Collected data entries ▸
◆ ◆ ◆ ◆ ◆
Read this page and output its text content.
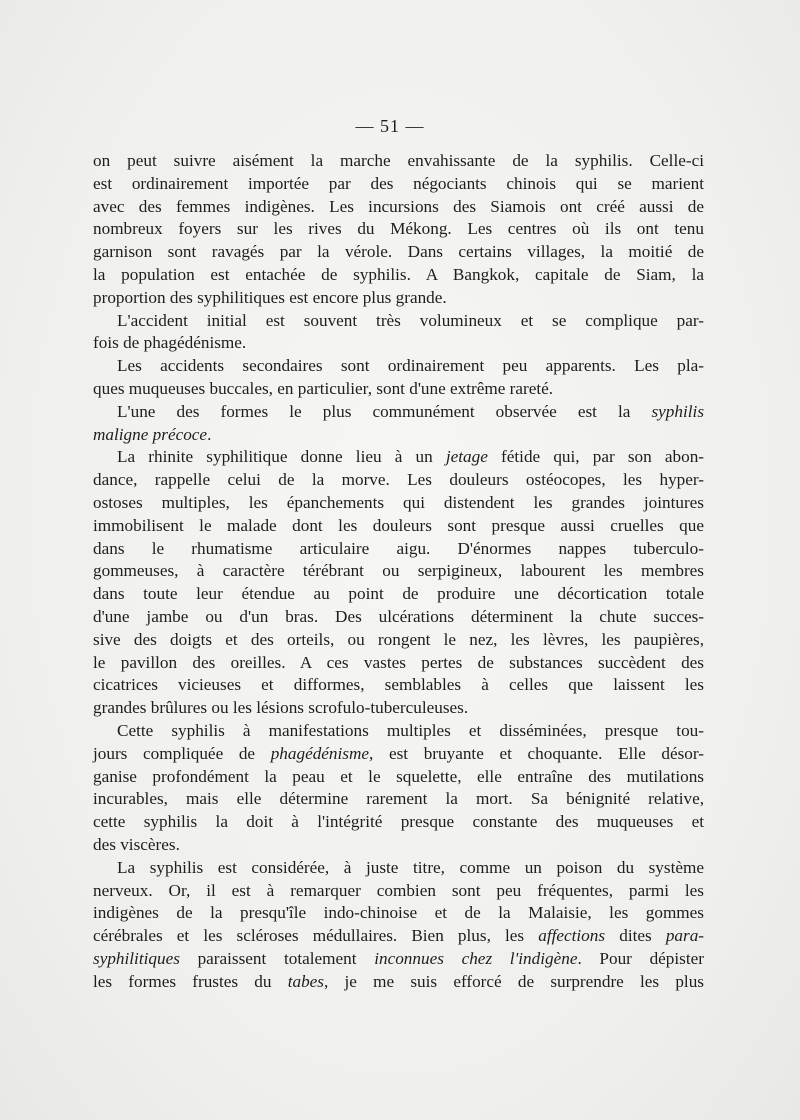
— 51 —
on peut suivre aisément la marche envahissante de la syphilis. Celle-ci
est ordinairement importée par des négociants chinois qui se marient
avec des femmes indigènes. Les incursions des Siamois ont créé aussi de
nombreux foyers sur les rives du Mékong. Les centres où ils ont tenu
garnison sont ravagés par la vérole. Dans certains villages, la moitié de
la population est entachée de syphilis. A Bangkok, capitale de Siam, la
proportion des syphilitiques est encore plus grande.
L'accident initial est souvent très volumineux et se complique par-
fois de phagédénisme.
Les accidents secondaires sont ordinairement peu apparents. Les pla-
ques muqueuses buccales, en particulier, sont d'une extrême rareté.
L'une des formes le plus communément observée est la syphilis
maligne précoce.
La rhinite syphilitique donne lieu à un jetage fétide qui, par son abon-
dance, rappelle celui de la morve. Les douleurs ostéocopes, les hyper-
ostoses multiples, les épanchements qui distendent les grandes jointures
immobilisent le malade dont les douleurs sont presque aussi cruelles que
dans le rhumatisme articulaire aigu. D'énormes nappes tuberculo-
gommeuses, à caractère térébrant ou serpigineux, labourent les membres
dans toute leur étendue au point de produire une décortication totale
d'une jambe ou d'un bras. Des ulcérations déterminent la chute succes-
sive des doigts et des orteils, ou rongent le nez, les lèvres, les paupières,
le pavillon des oreilles. A ces vastes pertes de substances succèdent des
cicatrices vicieuses et difformes, semblables à celles que laissent les
grandes brûlures ou les lésions scrofulo-tuberculeuses.
Cette syphilis à manifestations multiples et disséminées, presque tou-
jours compliquée de phagédénisme, est bruyante et choquante. Elle désor-
ganise profondément la peau et le squelette, elle entraîne des mutilations
incurables, mais elle détermine rarement la mort. Sa bénignité relative,
cette syphilis la doit à l'intégrité presque constante des muqueuses et
des viscères.
La syphilis est considérée, à juste titre, comme un poison du système
nerveux. Or, il est à remarquer combien sont peu fréquentes, parmi les
indigènes de la presqu'île indo-chinoise et de la Malaisie, les gommes
cérébrales et les scléroses médullaires. Bien plus, les affections dites para-
syphilitiques paraissent totalement inconnues chez l'indigène. Pour dépister
les formes frustes du tabes, je me suis efforcé de surprendre les plus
◆ ◆ ◆ ◆ ◆
AIM ▸ Drop the pictures and reproduce the rest of the entries above exactly.

ANSWER TO THE PROBLEM ▸
Read this page and output its text content.
— 51 —
on peut suivre aisément la marche envahissante de la syphilis. Celle-ci
est ordinairement importée par des négociants chinois qui se marient
avec des femmes indigènes. Les incursions des Siamois ont créé aussi de
nombreux foyers sur les rives du Mékong. Les centres où ils ont tenu
garnison sont ravagés par la vérole. Dans certains villages, la moitié de
la population est entachée de syphilis. A Bangkok, capitale de Siam, la
proportion des syphilitiques est encore plus grande.
L'accident initial est souvent très volumineux et se complique par-
fois de phagédénisme.
Les accidents secondaires sont ordinairement peu apparents. Les pla-
ques muqueuses buccales, en particulier, sont d'une extrême rareté.
L'une des formes le plus communément observée est la syphilis
maligne précoce.
La rhinite syphilitique donne lieu à un jetage fétide qui, par son abon-
dance, rappelle celui de la morve. Les douleurs ostéocopes, les hyper-
ostoses multiples, les épanchements qui distendent les grandes jointures
immobilisent le malade dont les douleurs sont presque aussi cruelles que
dans le rhumatisme articulaire aigu. D'énormes nappes tuberculo-
gommeuses, à caractère térébrant ou serpigineux, labourent les membres
dans toute leur étendue au point de produire une décortication totale
d'une jambe ou d'un bras. Des ulcérations déterminent la chute succes-
sive des doigts et des orteils, ou rongent le nez, les lèvres, les paupières,
le pavillon des oreilles. A ces vastes pertes de substances succèdent des
cicatrices vicieuses et difformes, semblables à celles que laissent les
grandes brûlures ou les lésions scrofulo-tuberculeuses.
Cette syphilis à manifestations multiples et disséminées, presque tou-
jours compliquée de phagédénisme, est bruyante et choquante. Elle désor-
ganise profondément la peau et le squelette, elle entraîne des mutilations
incurables, mais elle détermine rarement la mort. Sa bénignité relative,
cette syphilis la doit à l'intégrité presque constante des muqueuses et
des viscères.
La syphilis est considérée, à juste titre, comme un poison du système
nerveux. Or, il est à remarquer combien sont peu fréquentes, parmi les
indigènes de la presqu'île indo-chinoise et de la Malaisie, les gommes
cérébrales et les scléroses médullaires. Bien plus, les affections dites para-
syphilitiques paraissent totalement inconnues chez l'indigène. Pour dépister
les formes frustes du tabes, je me suis efforcé de surprendre les plus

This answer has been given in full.